*Records from a data collection*
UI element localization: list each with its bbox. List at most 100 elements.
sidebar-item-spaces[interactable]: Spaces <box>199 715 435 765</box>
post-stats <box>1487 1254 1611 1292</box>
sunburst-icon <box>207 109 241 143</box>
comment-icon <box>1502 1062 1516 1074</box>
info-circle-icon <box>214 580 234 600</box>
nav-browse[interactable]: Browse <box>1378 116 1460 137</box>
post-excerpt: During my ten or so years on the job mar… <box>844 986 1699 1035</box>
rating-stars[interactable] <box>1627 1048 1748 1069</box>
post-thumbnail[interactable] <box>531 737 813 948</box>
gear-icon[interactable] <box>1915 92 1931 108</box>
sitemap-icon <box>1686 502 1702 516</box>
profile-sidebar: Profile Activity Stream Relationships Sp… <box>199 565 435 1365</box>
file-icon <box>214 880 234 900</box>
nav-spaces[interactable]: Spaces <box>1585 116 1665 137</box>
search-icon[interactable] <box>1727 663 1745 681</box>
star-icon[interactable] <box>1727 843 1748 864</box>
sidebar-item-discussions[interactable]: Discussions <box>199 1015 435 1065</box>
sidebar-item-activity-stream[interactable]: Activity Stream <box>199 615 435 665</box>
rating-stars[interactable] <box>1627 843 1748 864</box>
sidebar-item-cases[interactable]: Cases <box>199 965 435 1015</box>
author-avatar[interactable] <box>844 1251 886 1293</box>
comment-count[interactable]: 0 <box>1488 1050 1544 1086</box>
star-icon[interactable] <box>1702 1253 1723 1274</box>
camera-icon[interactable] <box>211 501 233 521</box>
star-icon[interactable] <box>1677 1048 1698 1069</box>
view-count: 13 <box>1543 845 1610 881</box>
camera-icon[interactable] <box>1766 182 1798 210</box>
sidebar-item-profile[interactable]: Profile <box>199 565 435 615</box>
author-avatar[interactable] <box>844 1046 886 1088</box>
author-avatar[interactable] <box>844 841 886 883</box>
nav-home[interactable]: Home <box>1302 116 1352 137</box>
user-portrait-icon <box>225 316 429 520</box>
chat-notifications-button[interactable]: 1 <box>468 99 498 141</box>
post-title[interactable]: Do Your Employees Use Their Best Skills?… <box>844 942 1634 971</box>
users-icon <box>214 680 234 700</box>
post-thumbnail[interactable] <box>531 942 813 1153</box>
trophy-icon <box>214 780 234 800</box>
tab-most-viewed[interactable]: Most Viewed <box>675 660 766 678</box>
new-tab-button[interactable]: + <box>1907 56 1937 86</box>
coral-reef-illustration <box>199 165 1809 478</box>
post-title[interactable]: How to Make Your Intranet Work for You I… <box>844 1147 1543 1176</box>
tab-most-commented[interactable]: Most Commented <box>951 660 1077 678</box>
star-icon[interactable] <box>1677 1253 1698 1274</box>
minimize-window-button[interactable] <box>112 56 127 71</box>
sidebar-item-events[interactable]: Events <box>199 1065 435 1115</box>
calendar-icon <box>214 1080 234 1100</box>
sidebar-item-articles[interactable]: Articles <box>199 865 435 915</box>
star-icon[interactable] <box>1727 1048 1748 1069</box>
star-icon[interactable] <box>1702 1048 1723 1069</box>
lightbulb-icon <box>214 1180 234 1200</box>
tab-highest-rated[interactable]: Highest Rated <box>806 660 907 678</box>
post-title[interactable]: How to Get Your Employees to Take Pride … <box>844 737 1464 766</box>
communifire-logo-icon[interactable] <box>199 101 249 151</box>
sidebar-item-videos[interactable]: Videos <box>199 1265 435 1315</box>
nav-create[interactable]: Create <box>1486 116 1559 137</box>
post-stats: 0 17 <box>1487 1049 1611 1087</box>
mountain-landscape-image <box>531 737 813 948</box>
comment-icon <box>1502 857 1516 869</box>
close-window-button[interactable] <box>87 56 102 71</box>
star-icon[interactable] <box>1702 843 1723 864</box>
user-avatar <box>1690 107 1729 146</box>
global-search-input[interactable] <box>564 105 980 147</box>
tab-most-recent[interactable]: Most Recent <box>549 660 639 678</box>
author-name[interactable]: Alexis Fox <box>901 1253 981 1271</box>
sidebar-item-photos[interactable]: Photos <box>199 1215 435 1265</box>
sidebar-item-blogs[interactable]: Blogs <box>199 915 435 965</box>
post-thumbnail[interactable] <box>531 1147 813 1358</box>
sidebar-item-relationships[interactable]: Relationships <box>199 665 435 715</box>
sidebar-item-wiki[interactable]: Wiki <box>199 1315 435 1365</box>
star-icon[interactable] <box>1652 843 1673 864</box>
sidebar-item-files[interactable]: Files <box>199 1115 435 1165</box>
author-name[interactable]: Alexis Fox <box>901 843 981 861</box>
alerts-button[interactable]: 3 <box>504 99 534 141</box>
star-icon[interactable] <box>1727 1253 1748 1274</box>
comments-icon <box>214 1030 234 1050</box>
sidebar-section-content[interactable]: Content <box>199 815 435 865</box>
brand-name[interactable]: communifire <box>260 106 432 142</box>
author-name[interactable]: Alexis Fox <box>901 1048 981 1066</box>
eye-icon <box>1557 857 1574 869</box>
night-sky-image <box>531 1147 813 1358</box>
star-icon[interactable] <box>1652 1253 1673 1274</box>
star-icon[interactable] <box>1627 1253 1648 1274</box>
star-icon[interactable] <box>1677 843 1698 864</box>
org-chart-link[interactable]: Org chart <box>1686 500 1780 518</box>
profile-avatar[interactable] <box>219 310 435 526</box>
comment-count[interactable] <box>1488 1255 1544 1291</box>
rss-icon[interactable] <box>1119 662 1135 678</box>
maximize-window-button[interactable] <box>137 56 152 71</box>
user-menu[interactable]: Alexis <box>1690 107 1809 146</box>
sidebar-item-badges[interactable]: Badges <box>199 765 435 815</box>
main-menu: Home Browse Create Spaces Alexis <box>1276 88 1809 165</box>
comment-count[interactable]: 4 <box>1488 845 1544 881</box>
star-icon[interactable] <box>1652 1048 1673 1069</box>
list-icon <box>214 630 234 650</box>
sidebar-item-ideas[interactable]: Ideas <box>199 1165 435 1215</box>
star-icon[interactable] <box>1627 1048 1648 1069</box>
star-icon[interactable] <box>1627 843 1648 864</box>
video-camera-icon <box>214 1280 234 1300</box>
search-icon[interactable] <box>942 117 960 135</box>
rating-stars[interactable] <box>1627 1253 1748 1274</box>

*TASK DETAILS*
Reproduce word for word everything from the beginning of the material down to and including the line that contains "rating-stars[interactable] <box>1627 1048".

*RESULT*
UI element localization: list each with its bbox. List at most 100 elements.
sidebar-item-spaces[interactable]: Spaces <box>199 715 435 765</box>
post-stats <box>1487 1254 1611 1292</box>
sunburst-icon <box>207 109 241 143</box>
comment-icon <box>1502 1062 1516 1074</box>
info-circle-icon <box>214 580 234 600</box>
nav-browse[interactable]: Browse <box>1378 116 1460 137</box>
post-excerpt: During my ten or so years on the job mar… <box>844 986 1699 1035</box>
rating-stars[interactable] <box>1627 1048 1748 1069</box>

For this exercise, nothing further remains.